**STATED PROBLEM:** Answer with one number: the count of lines in the listing below that hold the word "Temperature".

:: LISTED RECORDS ::

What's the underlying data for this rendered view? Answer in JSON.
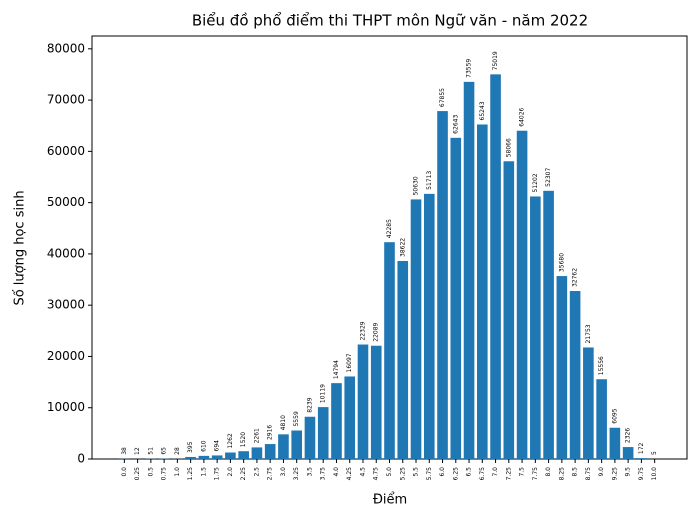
{
  "chart_data": {
    "type": "bar",
    "title": "Biểu đồ phổ điểm thi THPT môn Ngữ văn - năm 2022",
    "x_label": "Điểm",
    "y_label": "Số lượng học sinh",
    "categories": [
      "0.0",
      "0.25",
      "0.5",
      "0.75",
      "1.0",
      "1.25",
      "1.5",
      "1.75",
      "2.0",
      "2.25",
      "2.5",
      "2.75",
      "3.0",
      "3.25",
      "3.5",
      "3.75",
      "4.0",
      "4.25",
      "4.5",
      "4.75",
      "5.0",
      "5.25",
      "5.5",
      "5.75",
      "6.0",
      "6.25",
      "6.5",
      "6.75",
      "7.0",
      "7.25",
      "7.5",
      "7.75",
      "8.0",
      "8.25",
      "8.5",
      "8.75",
      "9.0",
      "9.25",
      "9.5",
      "9.75",
      "10.0"
    ],
    "values": [
      38,
      12,
      51,
      65,
      28,
      395,
      610,
      694,
      1262,
      1520,
      2261,
      2916,
      4810,
      5559,
      8239,
      10119,
      14794,
      16097,
      22329,
      22089,
      42285,
      38622,
      50630,
      51713,
      67855,
      62643,
      73559,
      65243,
      75019,
      58066,
      64026,
      51202,
      52307,
      35680,
      32762,
      21753,
      15556,
      6095,
      2326,
      172,
      5
    ],
    "color": "#1f77b4",
    "ylim": [
      0,
      82500
    ],
    "yticks": [
      0,
      10000,
      20000,
      30000,
      40000,
      50000,
      60000,
      70000,
      80000
    ],
    "grid": false
  }
}
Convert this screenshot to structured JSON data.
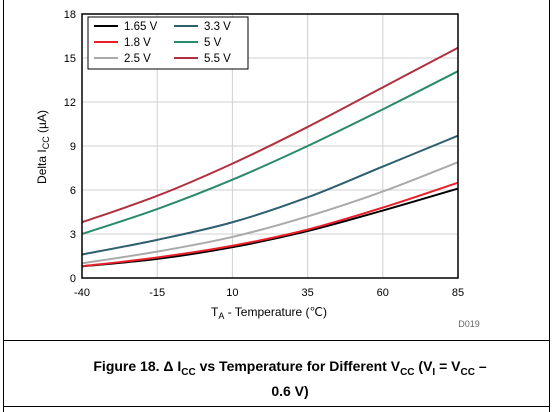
{
  "chart_data": {
    "type": "line",
    "ylabel": "Delta I",
    "ylabel_sub": "CC",
    "ylabel_unit": " (µA)",
    "xlabel_prefix": "T",
    "xlabel_sub": "A",
    "xlabel_rest": " - Temperature (℃)",
    "xlim": [
      -40,
      85
    ],
    "ylim": [
      0,
      18
    ],
    "x_ticks": [
      -40,
      -15,
      10,
      35,
      60,
      85
    ],
    "y_ticks": [
      0,
      3,
      6,
      9,
      12,
      15,
      18
    ],
    "grid": true,
    "legend_position": "top-left",
    "x": [
      -40,
      -15,
      10,
      35,
      60,
      85
    ],
    "series": [
      {
        "name": "1.65 V",
        "color": "#000000",
        "values": [
          0.8,
          1.3,
          2.1,
          3.2,
          4.6,
          6.1
        ]
      },
      {
        "name": "1.8 V",
        "color": "#e8202a",
        "values": [
          0.8,
          1.4,
          2.2,
          3.3,
          4.8,
          6.5
        ]
      },
      {
        "name": "2.5 V",
        "color": "#aaaaaa",
        "values": [
          1.0,
          1.8,
          2.8,
          4.2,
          5.9,
          7.9
        ]
      },
      {
        "name": "3.3 V",
        "color": "#2e5f6f",
        "values": [
          1.6,
          2.6,
          3.8,
          5.5,
          7.6,
          9.7
        ]
      },
      {
        "name": "5 V",
        "color": "#2a8a6e",
        "values": [
          3.0,
          4.7,
          6.7,
          9.0,
          11.5,
          14.1
        ]
      },
      {
        "name": "5.5 V",
        "color": "#b03040",
        "values": [
          3.8,
          5.6,
          7.8,
          10.3,
          13.0,
          15.7
        ]
      }
    ],
    "code": "D019"
  },
  "caption": {
    "part1": "Figure 18. Δ I",
    "sub1": "CC",
    "part2": " vs Temperature for Different V",
    "sub2": "CC",
    "part3": " (V",
    "sub3": "I",
    "part4": " = V",
    "sub4": "CC",
    "part5": " –",
    "line2": "0.6 V)"
  }
}
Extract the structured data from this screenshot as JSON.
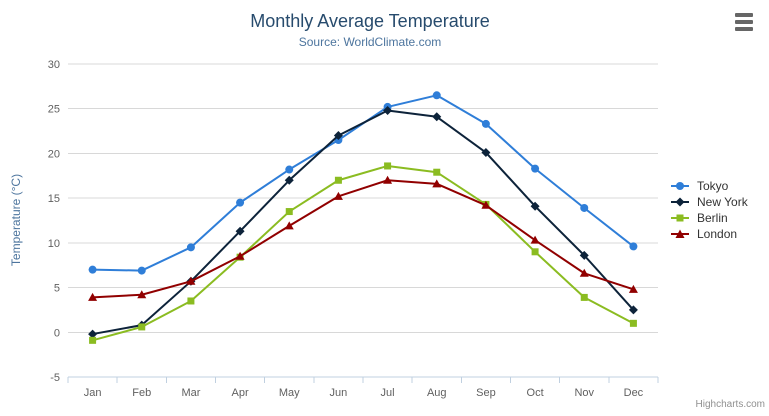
{
  "chart_data": {
    "type": "line",
    "title": "Monthly Average Temperature",
    "subtitle": "Source: WorldClimate.com",
    "xlabel": "",
    "ylabel": "Temperature (°C)",
    "categories": [
      "Jan",
      "Feb",
      "Mar",
      "Apr",
      "May",
      "Jun",
      "Jul",
      "Aug",
      "Sep",
      "Oct",
      "Nov",
      "Dec"
    ],
    "ylim": [
      -5,
      30
    ],
    "ytick_interval": 5,
    "yticks": [
      -5,
      0,
      5,
      10,
      15,
      20,
      25,
      30
    ],
    "grid": true,
    "legend_position": "right",
    "series": [
      {
        "name": "Tokyo",
        "color": "#2f7ed8",
        "marker": "circle",
        "values": [
          7.0,
          6.9,
          9.5,
          14.5,
          18.2,
          21.5,
          25.2,
          26.5,
          23.3,
          18.3,
          13.9,
          9.6
        ]
      },
      {
        "name": "New York",
        "color": "#0d233a",
        "marker": "diamond",
        "values": [
          -0.2,
          0.8,
          5.7,
          11.3,
          17.0,
          22.0,
          24.8,
          24.1,
          20.1,
          14.1,
          8.6,
          2.5
        ]
      },
      {
        "name": "Berlin",
        "color": "#8bbc21",
        "marker": "square",
        "values": [
          -0.9,
          0.6,
          3.5,
          8.4,
          13.5,
          17.0,
          18.6,
          17.9,
          14.3,
          9.0,
          3.9,
          1.0
        ]
      },
      {
        "name": "London",
        "color": "#910000",
        "marker": "triangle",
        "values": [
          3.9,
          4.2,
          5.7,
          8.5,
          11.9,
          15.2,
          17.0,
          16.6,
          14.2,
          10.3,
          6.6,
          4.8
        ]
      }
    ]
  },
  "colors": {
    "title": "#274b6d",
    "subtitle": "#4d759e",
    "axis_title": "#4d759e",
    "tick_label": "#606060",
    "gridline": "#d8d8d8",
    "axis_line": "#c0d0e0",
    "legend_text": "#333333",
    "credits_text": "#909090",
    "menu_icon": "#666666"
  },
  "ui": {
    "export_menu_icon": "hamburger-icon",
    "credits_label": "Highcharts.com"
  }
}
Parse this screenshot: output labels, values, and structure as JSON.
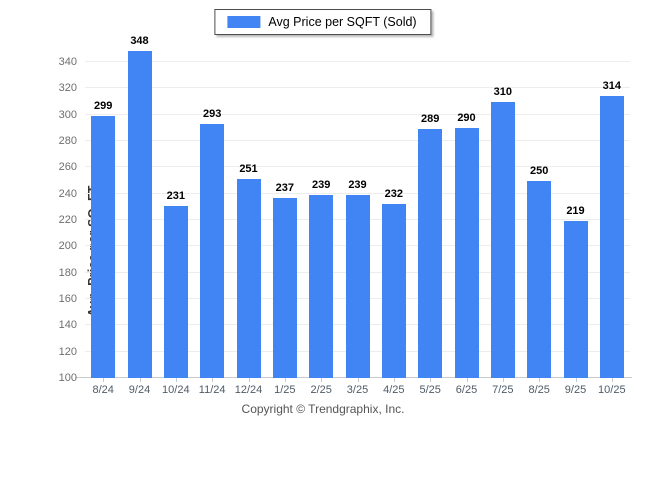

:::

**PROBLEM SOLUTION:** 4